## Start MATERIAL SHOWN

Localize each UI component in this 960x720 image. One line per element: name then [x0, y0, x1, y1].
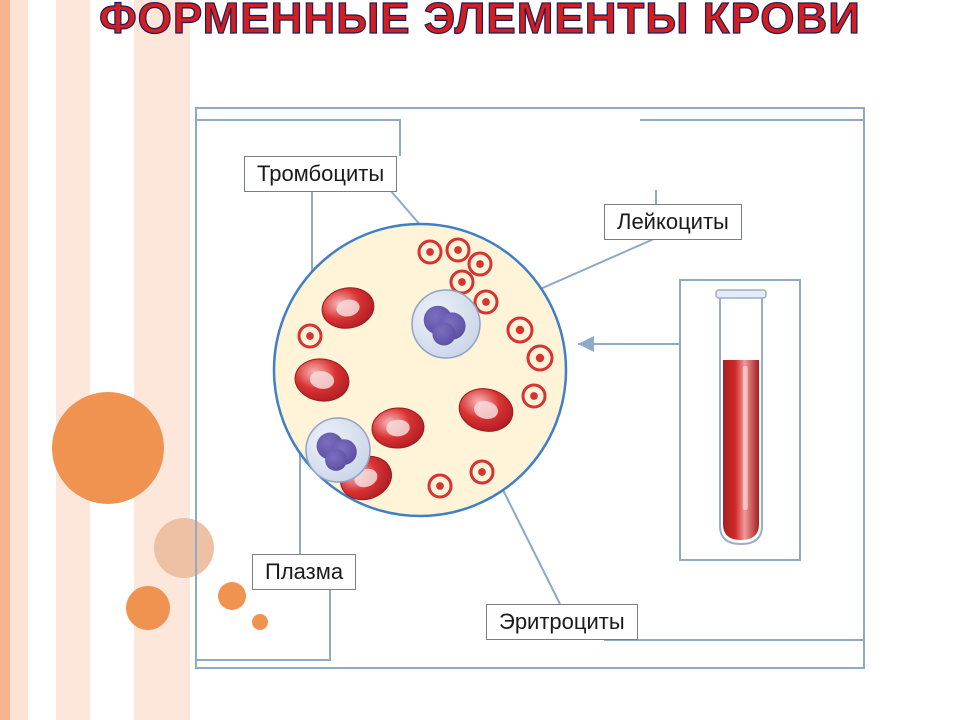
bg-stripe	[56, 0, 90, 720]
tube-frame	[680, 280, 800, 560]
label-leukocytes: Лейкоциты	[604, 204, 742, 240]
bg-stripe	[0, 0, 10, 720]
erythrocyte-small	[471, 461, 493, 483]
erythrocyte-small	[299, 325, 321, 347]
erythrocyte-small	[475, 291, 497, 313]
erythrocyte-large	[319, 284, 377, 332]
erythrocyte-small	[469, 253, 491, 275]
arrow-head	[578, 336, 594, 352]
erythrocyte-small	[451, 271, 473, 293]
bg-stripe	[10, 0, 28, 720]
page-title: ФОРМЕННЫЕ ЭЛЕМЕНТЫ КРОВИ	[0, 0, 960, 44]
label-erythrocytes: Эритроциты	[486, 604, 638, 640]
erythrocyte-small	[508, 318, 532, 342]
deco-circle	[154, 518, 214, 578]
erythrocyte-small	[447, 239, 469, 261]
leukocyte	[412, 290, 480, 358]
test-tube	[716, 290, 766, 544]
microscope-view	[274, 224, 566, 516]
deco-circle	[218, 582, 246, 610]
bg-stripe	[28, 0, 56, 720]
erythrocyte-small	[523, 385, 545, 407]
deco-circle	[252, 614, 268, 630]
erythrocyte-small	[528, 346, 552, 370]
label-plasma: Плазма	[252, 554, 356, 590]
erythrocyte-small	[429, 475, 451, 497]
label-thrombocytes: Тромбоциты	[244, 156, 397, 192]
erythrocyte-large	[292, 355, 351, 404]
leukocyte	[306, 418, 370, 482]
erythrocyte-small	[419, 241, 441, 263]
erythrocyte-large	[371, 406, 426, 450]
deco-circle	[126, 586, 170, 630]
erythrocyte-large	[455, 384, 517, 436]
deco-circle	[52, 392, 164, 504]
erythrocyte-large	[334, 449, 397, 506]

## End MATERIAL SHOWN

INSTRUCTIONS TO FOLLOW:
Rewrite as a numbered list the lines of the material from the line that contains "0, 90, 720]" up to and including the last line of the material, leaving out any blank lines.

EXERCISE SOLUTION:
1. bg-stripe	[56, 0, 90, 720]
2. tube-frame	[680, 280, 800, 560]
3. label-leukocytes: Лейкоциты	[604, 204, 742, 240]
4. bg-stripe	[0, 0, 10, 720]
5. erythrocyte-small	[471, 461, 493, 483]
6. erythrocyte-small	[299, 325, 321, 347]
7. erythrocyte-small	[475, 291, 497, 313]
8. erythrocyte-large	[319, 284, 377, 332]
9. erythrocyte-small	[469, 253, 491, 275]
10. arrow-head	[578, 336, 594, 352]
11. erythrocyte-small	[451, 271, 473, 293]
12. bg-stripe	[10, 0, 28, 720]
13. page-title: ФОРМЕННЫЕ ЭЛЕМЕНТЫ КРОВИ	[0, 0, 960, 44]
14. label-erythrocytes: Эритроциты	[486, 604, 638, 640]
15. erythrocyte-small	[508, 318, 532, 342]
16. deco-circle	[154, 518, 214, 578]
17. erythrocyte-small	[447, 239, 469, 261]
18. leukocyte	[412, 290, 480, 358]
19. test-tube	[716, 290, 766, 544]
20. microscope-view	[274, 224, 566, 516]
21. deco-circle	[218, 582, 246, 610]
22. bg-stripe	[28, 0, 56, 720]
23. erythrocyte-small	[523, 385, 545, 407]
24. deco-circle	[252, 614, 268, 630]
25. erythrocyte-small	[528, 346, 552, 370]
26. label-plasma: Плазма	[252, 554, 356, 590]
27. erythrocyte-small	[429, 475, 451, 497]
28. label-thrombocytes: Тромбоциты	[244, 156, 397, 192]
29. erythrocyte-large	[292, 355, 351, 404]
30. leukocyte	[306, 418, 370, 482]
31. erythrocyte-small	[419, 241, 441, 263]
32. erythrocyte-large	[371, 406, 426, 450]
33. deco-circle	[126, 586, 170, 630]
34. erythrocyte-large	[455, 384, 517, 436]
35. deco-circle	[52, 392, 164, 504]
36. erythrocyte-large	[334, 449, 397, 506]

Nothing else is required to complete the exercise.